---------- Listing

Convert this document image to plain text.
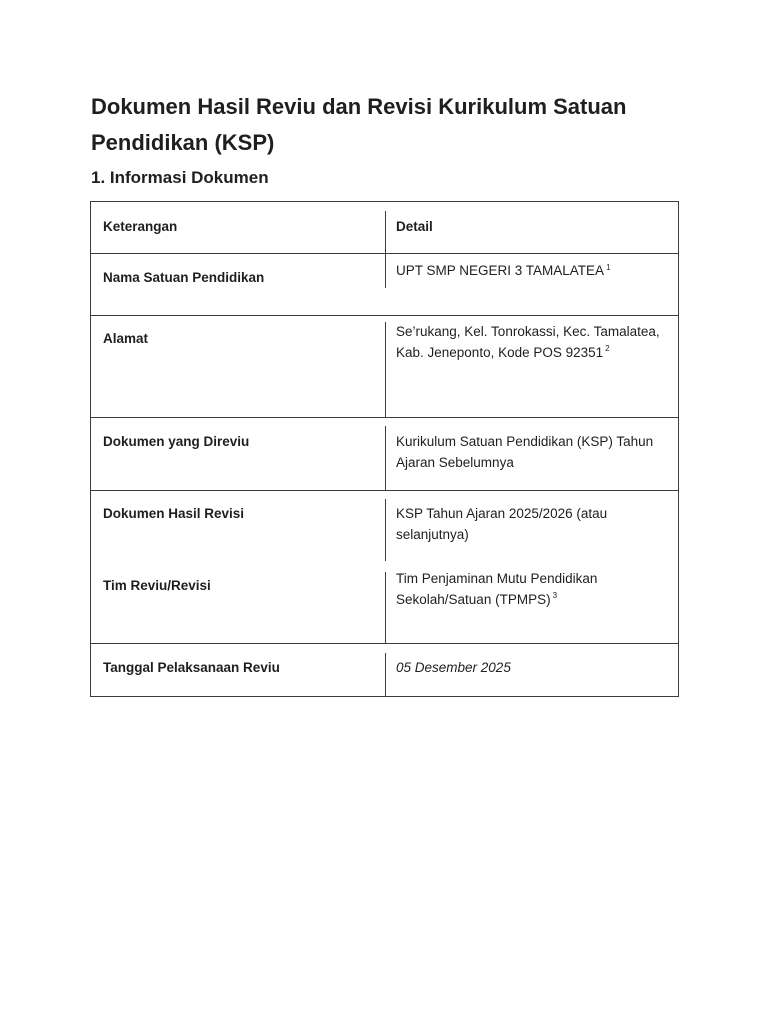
Dokumen Hasil Reviu dan Revisi Kurikulum Satuan Pendidikan (KSP)
1. Informasi Dokumen
Keterangan	Detail
Nama Satuan Pendidikan	UPT SMP NEGERI 3 TAMALATEA $^1$
Alamat	Se’rukang, Kel. Tonrokassi, Kec. Tamalatea, Kab. Jeneponto, Kode POS 92351 $^2$
Dokumen yang Direviu	Kurikulum Satuan Pendidikan (KSP) Tahun Ajaran Sebelumnya
Dokumen Hasil Revisi	KSP Tahun Ajaran 2025/2026 (atau selanjutnya)
Tim Reviu/Revisi	Tim Penjaminan Mutu Pendidikan Sekolah/Satuan (TPMPS) $^3$
Tanggal Pelaksanaan Reviu	05 Desember 2025
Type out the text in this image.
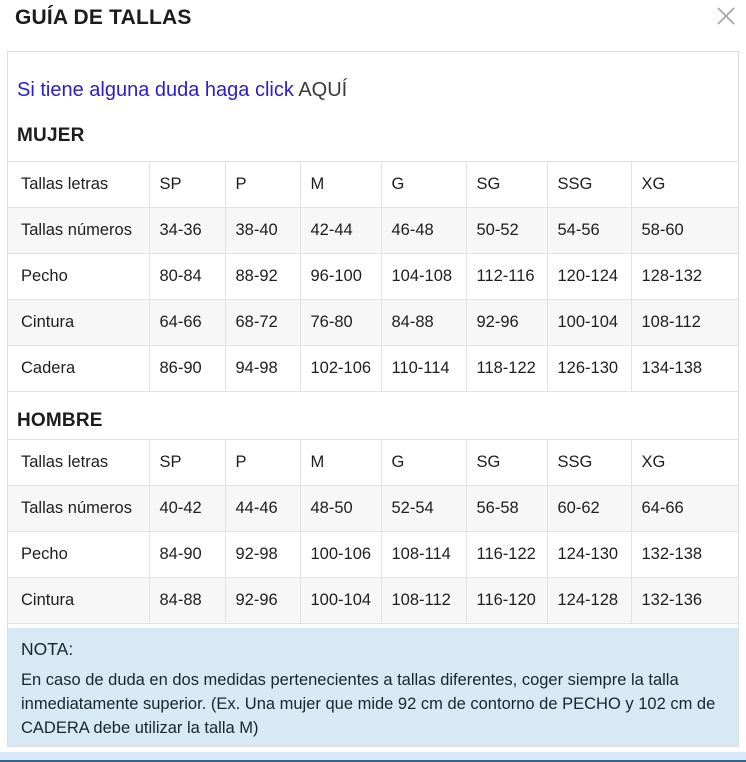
GUÍA DE TALLAS

Si tiene alguna duda haga click AQUÍ

MUJER
Tallas letras	SP	P	M	G	SG	SSG	XG
Tallas números	34-36	38-40	42-44	46-48	50-52	54-56	58-60
Pecho	80-84	88-92	96-100	104-108	112-116	120-124	128-132
Cintura	64-66	68-72	76-80	84-88	92-96	100-104	108-112
Cadera	86-90	94-98	102-106	110-114	118-122	126-130	134-138
HOMBRE
Tallas letras	SP	P	M	G	SG	SSG	XG
Tallas números	40-42	44-46	48-50	52-54	56-58	60-62	64-66
Pecho	84-90	92-98	100-106	108-114	116-122	124-130	132-138
Cintura	84-88	92-96	100-104	108-112	116-120	124-128	132-136
NOTA:

En caso de duda en dos medidas pertenecientes a tallas diferentes, coger siempre la talla inmediatamente superior. (Ex. Una mujer que mide 92 cm de contorno de PECHO y 102 cm de CADERA debe utilizar la talla M)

--------------------

Given problem -> Output the entries above exactly. Drop the pictures.

Solution for this problem ->
Convert this document image to plain text.
Dokumen Hasil Reviu dan Revisi Kurikulum Satuan Pendidikan (KSP)
1. Informasi Dokumen
Keterangan	Detail
Nama Satuan Pendidikan	UPT SMP NEGERI 3 TAMALATEA $^1$
Alamat	Se’rukang, Kel. Tonrokassi, Kec. Tamalatea, Kab. Jeneponto, Kode POS 92351 $^2$
Dokumen yang Direviu	Kurikulum Satuan Pendidikan (KSP) Tahun Ajaran Sebelumnya
Dokumen Hasil Revisi	KSP Tahun Ajaran 2025/2026 (atau selanjutnya)
Tim Reviu/Revisi	Tim Penjaminan Mutu Pendidikan Sekolah/Satuan (TPMPS) $^3$
Tanggal Pelaksanaan Reviu	05 Desember 2025
Type out the text in this image.
GUÍA DE TALLAS

Si tiene alguna duda haga click AQUÍ

MUJER
Tallas letras	SP	P	M	G	SG	SSG	XG
Tallas números	34-36	38-40	42-44	46-48	50-52	54-56	58-60
Pecho	80-84	88-92	96-100	104-108	112-116	120-124	128-132
Cintura	64-66	68-72	76-80	84-88	92-96	100-104	108-112
Cadera	86-90	94-98	102-106	110-114	118-122	126-130	134-138
HOMBRE
Tallas letras	SP	P	M	G	SG	SSG	XG
Tallas números	40-42	44-46	48-50	52-54	56-58	60-62	64-66
Pecho	84-90	92-98	100-106	108-114	116-122	124-130	132-138
Cintura	84-88	92-96	100-104	108-112	116-120	124-128	132-136
NOTA:

En caso de duda en dos medidas pertenecientes a tallas diferentes, coger siempre la talla inmediatamente superior. (Ex. Una mujer que mide 92 cm de contorno de PECHO y 102 cm de CADERA debe utilizar la talla M)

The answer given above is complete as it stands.